* EXERCISE TASK
Report the total number of lines that include the string "value", without any other text.

* RECORDS FOR PROCESSING
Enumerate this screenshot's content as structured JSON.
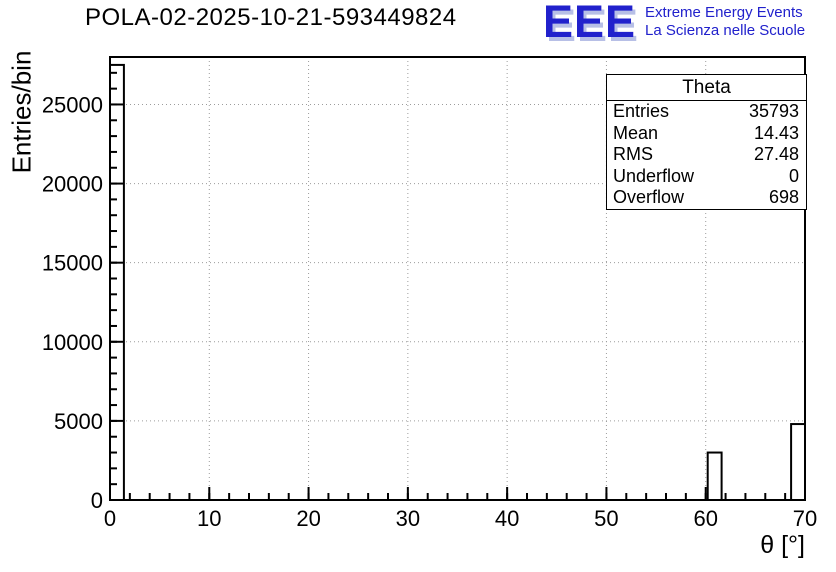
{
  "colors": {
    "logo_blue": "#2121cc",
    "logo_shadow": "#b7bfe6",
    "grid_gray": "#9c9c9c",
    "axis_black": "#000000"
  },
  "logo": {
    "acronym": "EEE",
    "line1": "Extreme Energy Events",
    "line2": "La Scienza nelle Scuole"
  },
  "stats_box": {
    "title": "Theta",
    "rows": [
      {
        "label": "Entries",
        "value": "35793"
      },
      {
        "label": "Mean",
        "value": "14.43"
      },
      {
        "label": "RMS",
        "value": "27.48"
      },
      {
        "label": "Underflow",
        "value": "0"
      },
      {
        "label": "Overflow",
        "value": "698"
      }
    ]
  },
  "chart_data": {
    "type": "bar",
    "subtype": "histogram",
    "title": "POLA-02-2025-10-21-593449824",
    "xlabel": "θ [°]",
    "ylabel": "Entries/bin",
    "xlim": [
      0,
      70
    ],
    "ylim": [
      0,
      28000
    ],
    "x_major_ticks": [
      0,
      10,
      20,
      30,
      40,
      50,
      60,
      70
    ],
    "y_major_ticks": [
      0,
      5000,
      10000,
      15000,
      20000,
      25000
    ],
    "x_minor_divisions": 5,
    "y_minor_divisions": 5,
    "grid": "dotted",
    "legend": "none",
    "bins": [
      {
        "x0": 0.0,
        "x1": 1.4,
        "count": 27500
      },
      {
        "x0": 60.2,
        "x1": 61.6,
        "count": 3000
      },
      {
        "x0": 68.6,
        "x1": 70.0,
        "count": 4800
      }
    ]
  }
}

* SOLUTION FOR THIS PROBLEM
5